In the data that follows, count each line holding the string "上海XX互联网金融公司"; answer with the number only.

## start Dataset extract

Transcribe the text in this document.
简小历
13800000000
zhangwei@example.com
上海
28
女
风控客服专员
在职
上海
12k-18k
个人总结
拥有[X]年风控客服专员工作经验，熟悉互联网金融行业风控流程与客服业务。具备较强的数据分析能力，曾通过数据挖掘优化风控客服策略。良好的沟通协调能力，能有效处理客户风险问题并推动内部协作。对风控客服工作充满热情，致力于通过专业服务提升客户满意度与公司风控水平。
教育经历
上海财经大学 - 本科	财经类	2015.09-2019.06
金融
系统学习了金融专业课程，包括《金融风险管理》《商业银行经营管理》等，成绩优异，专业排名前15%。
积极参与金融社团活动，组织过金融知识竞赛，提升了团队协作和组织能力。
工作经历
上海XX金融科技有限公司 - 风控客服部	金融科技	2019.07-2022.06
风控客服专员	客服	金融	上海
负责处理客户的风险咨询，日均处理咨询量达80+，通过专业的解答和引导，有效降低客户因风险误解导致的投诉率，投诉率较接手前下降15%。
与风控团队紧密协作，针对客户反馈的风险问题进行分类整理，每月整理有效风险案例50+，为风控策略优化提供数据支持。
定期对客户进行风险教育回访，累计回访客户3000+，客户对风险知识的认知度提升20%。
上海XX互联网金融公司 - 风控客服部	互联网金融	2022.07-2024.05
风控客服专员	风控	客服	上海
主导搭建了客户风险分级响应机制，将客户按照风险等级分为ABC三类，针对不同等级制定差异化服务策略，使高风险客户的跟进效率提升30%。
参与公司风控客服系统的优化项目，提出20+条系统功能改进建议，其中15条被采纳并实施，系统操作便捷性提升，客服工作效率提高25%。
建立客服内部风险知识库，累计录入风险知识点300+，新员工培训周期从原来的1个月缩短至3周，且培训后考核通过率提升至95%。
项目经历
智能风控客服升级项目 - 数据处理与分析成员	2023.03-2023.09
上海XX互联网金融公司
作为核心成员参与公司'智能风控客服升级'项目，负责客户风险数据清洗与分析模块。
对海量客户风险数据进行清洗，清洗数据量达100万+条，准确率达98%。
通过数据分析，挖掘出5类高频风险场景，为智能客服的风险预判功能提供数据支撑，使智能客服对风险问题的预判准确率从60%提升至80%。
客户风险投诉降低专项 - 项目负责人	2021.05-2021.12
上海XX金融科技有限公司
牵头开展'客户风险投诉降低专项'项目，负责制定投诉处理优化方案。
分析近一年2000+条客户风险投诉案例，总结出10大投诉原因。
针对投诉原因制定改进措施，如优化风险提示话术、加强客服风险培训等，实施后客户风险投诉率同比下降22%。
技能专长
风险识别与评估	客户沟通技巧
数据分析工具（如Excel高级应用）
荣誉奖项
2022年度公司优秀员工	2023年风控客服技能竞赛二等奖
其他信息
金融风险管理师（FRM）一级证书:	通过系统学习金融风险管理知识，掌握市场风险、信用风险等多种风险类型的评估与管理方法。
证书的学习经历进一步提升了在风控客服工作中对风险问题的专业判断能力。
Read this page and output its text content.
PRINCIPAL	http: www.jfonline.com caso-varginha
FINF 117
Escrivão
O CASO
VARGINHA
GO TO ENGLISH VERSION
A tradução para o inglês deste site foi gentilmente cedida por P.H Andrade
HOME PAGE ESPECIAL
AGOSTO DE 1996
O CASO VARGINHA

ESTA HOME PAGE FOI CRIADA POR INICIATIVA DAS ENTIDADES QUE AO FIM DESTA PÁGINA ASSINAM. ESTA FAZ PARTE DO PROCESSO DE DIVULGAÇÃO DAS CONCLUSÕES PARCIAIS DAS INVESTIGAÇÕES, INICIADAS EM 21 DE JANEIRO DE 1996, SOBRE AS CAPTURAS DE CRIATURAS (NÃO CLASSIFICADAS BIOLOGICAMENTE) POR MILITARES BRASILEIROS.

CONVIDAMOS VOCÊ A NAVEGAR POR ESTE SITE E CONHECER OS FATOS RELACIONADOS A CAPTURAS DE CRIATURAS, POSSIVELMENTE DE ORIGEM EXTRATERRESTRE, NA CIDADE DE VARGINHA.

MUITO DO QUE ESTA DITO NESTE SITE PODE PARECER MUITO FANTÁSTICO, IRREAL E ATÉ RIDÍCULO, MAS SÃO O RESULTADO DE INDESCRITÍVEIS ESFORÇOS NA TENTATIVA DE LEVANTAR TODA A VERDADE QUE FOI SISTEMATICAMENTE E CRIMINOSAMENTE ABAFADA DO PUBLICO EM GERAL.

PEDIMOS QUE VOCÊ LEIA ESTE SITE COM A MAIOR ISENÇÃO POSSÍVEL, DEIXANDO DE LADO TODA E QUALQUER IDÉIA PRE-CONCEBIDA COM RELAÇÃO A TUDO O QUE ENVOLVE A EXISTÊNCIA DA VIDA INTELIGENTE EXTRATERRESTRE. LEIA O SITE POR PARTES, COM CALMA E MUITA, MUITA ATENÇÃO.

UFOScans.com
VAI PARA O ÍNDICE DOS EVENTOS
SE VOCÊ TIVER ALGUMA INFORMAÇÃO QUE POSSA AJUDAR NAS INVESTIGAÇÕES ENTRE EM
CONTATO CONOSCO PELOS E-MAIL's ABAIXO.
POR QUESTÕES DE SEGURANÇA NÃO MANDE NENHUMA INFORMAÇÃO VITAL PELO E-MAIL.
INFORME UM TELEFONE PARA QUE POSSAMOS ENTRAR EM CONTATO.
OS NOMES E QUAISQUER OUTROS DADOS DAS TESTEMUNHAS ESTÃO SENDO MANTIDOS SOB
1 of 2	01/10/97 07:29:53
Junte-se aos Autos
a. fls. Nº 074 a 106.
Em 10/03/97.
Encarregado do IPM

## end Dataset extract

▶ **Problem solution**: 2